Data entries:
- - - -

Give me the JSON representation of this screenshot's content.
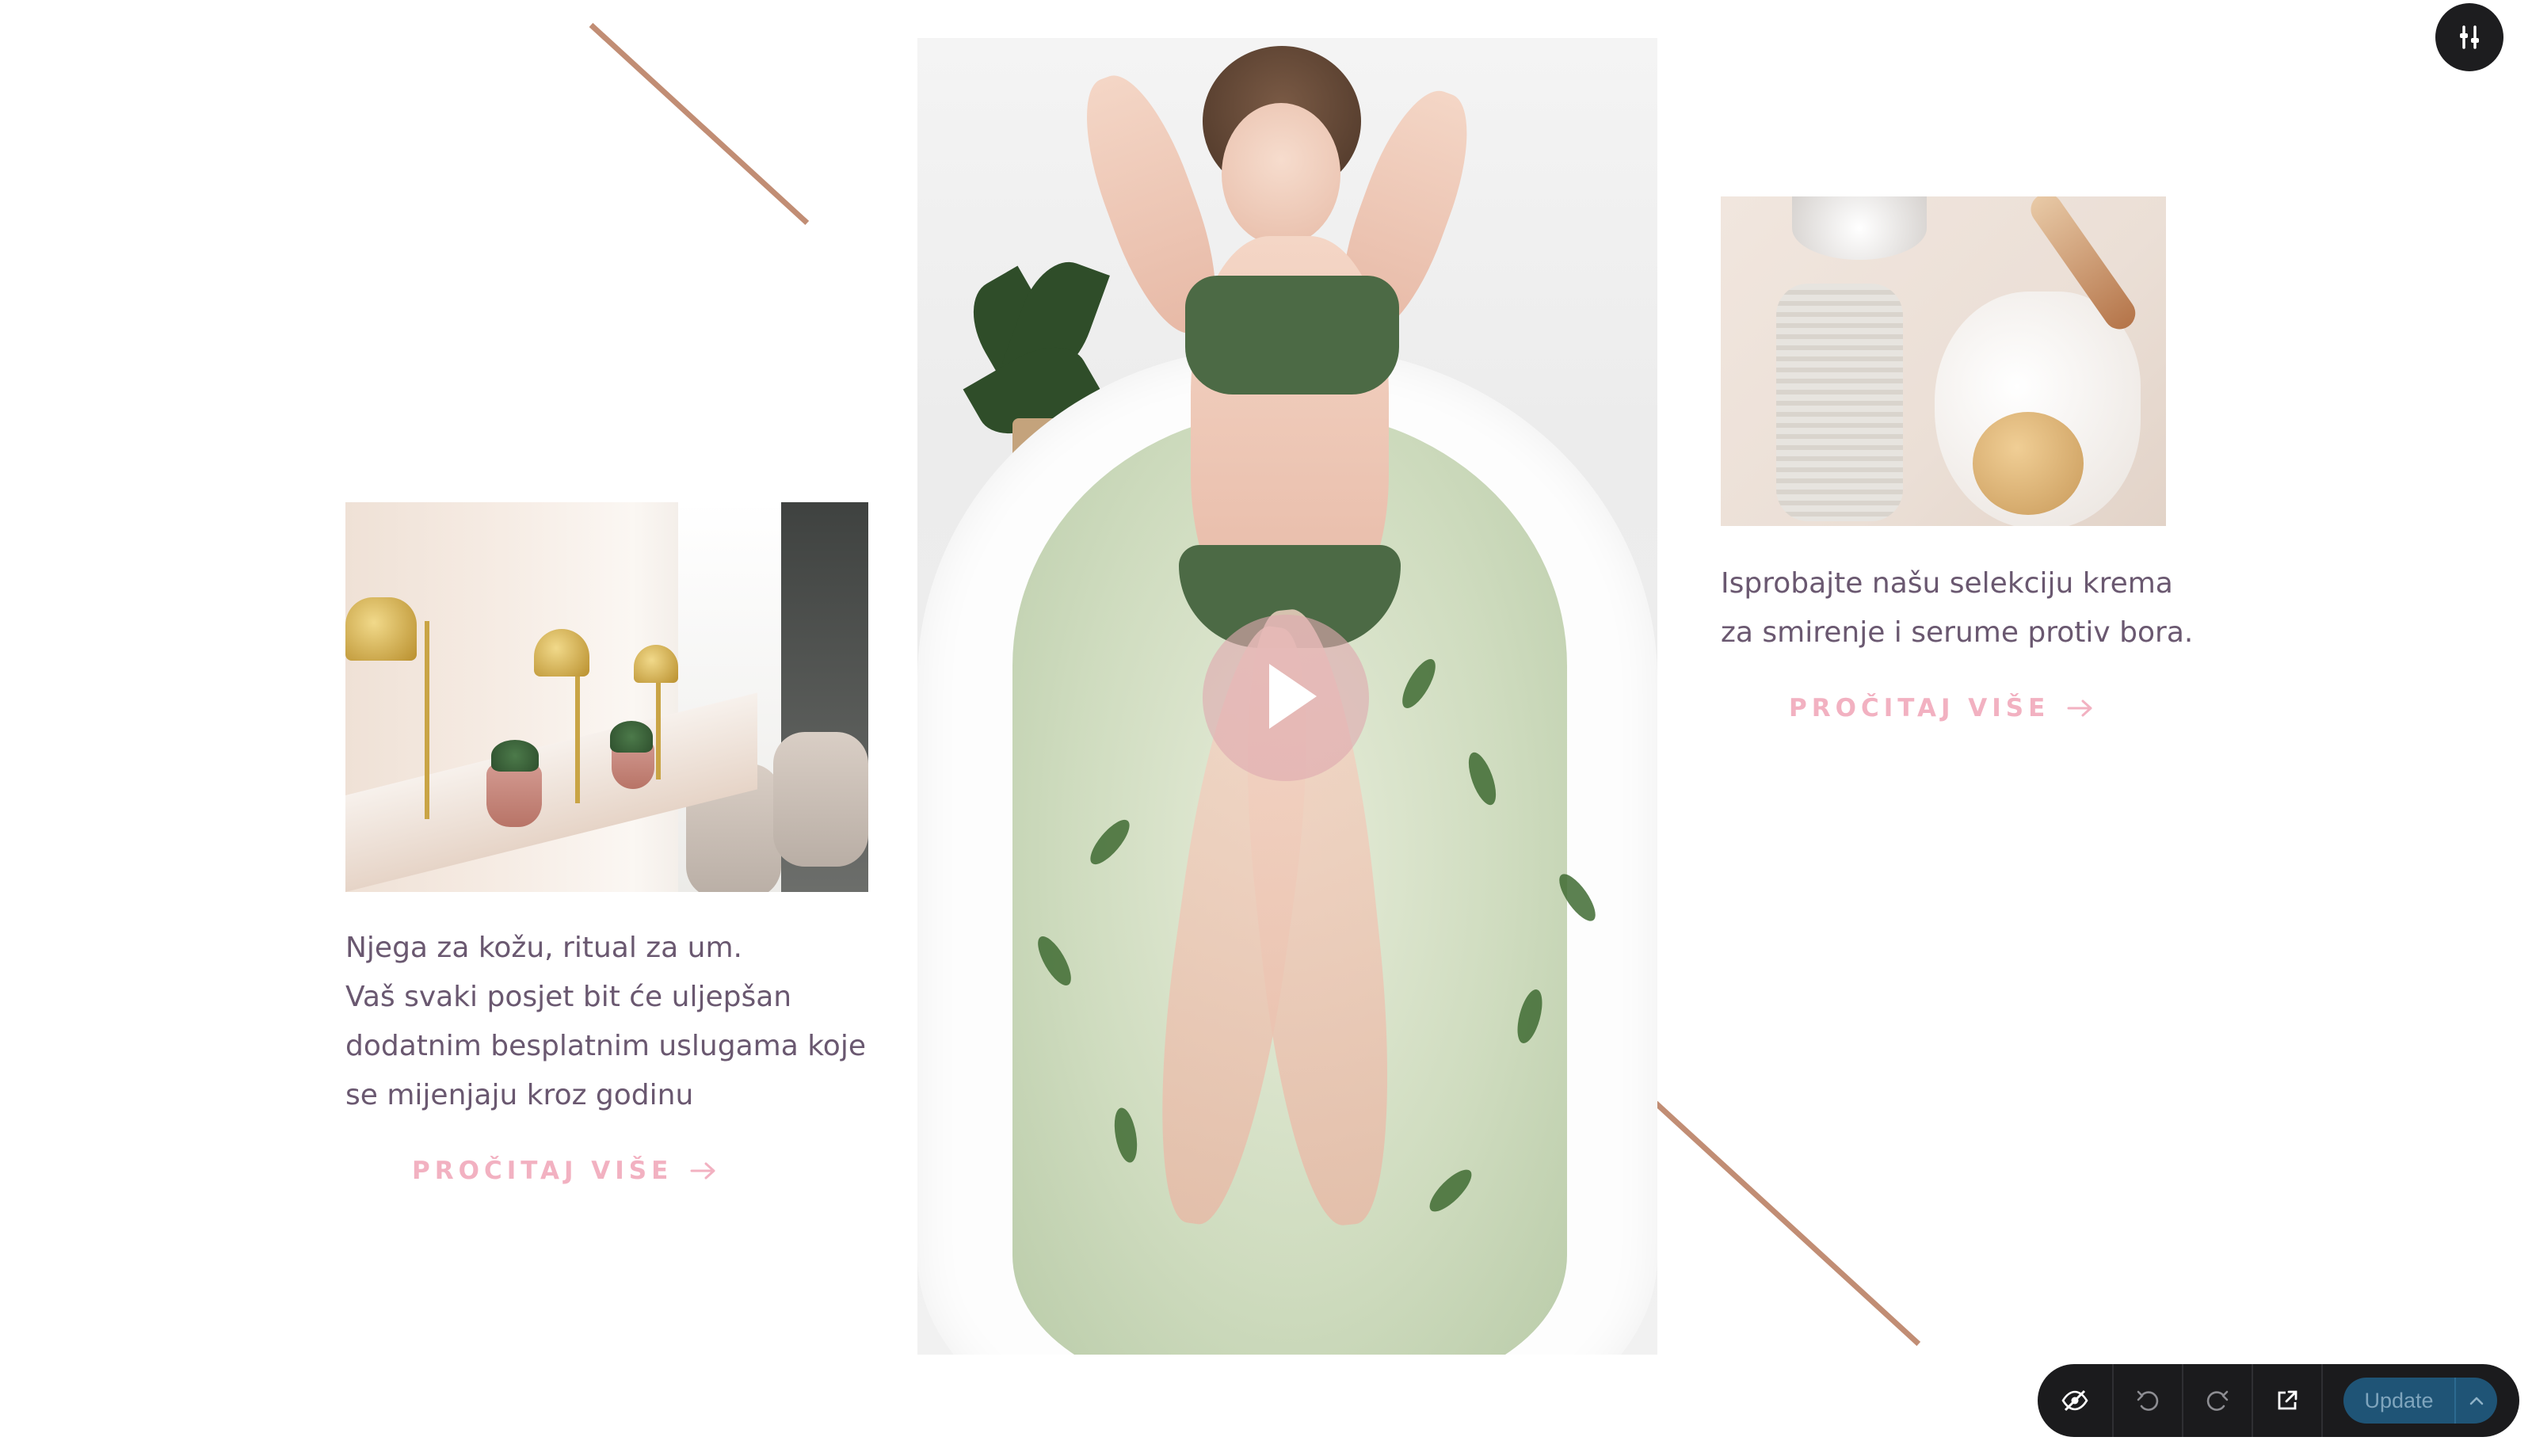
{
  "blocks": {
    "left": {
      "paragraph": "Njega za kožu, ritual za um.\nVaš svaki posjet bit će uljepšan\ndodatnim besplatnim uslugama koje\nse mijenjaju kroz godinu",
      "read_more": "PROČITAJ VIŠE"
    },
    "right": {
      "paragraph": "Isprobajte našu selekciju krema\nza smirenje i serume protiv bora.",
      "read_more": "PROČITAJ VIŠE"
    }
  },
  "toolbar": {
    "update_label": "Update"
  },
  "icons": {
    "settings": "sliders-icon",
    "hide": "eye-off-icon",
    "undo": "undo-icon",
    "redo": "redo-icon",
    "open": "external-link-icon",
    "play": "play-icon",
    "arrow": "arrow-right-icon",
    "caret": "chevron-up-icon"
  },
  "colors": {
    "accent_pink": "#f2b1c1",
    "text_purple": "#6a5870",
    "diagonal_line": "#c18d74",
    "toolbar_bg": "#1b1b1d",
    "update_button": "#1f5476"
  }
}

- - - -

What is required:
Copy all the lines of data exactly as they appear, dropping any images.

Task answer:
Give me the JSON representation of this screenshot's content.
{
  "blocks": {
    "left": {
      "paragraph": "Njega za kožu, ritual za um.\nVaš svaki posjet bit će uljepšan\ndodatnim besplatnim uslugama koje\nse mijenjaju kroz godinu",
      "read_more": "PROČITAJ VIŠE"
    },
    "right": {
      "paragraph": "Isprobajte našu selekciju krema\nza smirenje i serume protiv bora.",
      "read_more": "PROČITAJ VIŠE"
    }
  },
  "toolbar": {
    "update_label": "Update"
  },
  "icons": {
    "settings": "sliders-icon",
    "hide": "eye-off-icon",
    "undo": "undo-icon",
    "redo": "redo-icon",
    "open": "external-link-icon",
    "play": "play-icon",
    "arrow": "arrow-right-icon",
    "caret": "chevron-up-icon"
  },
  "colors": {
    "accent_pink": "#f2b1c1",
    "text_purple": "#6a5870",
    "diagonal_line": "#c18d74",
    "toolbar_bg": "#1b1b1d",
    "update_button": "#1f5476"
  }
}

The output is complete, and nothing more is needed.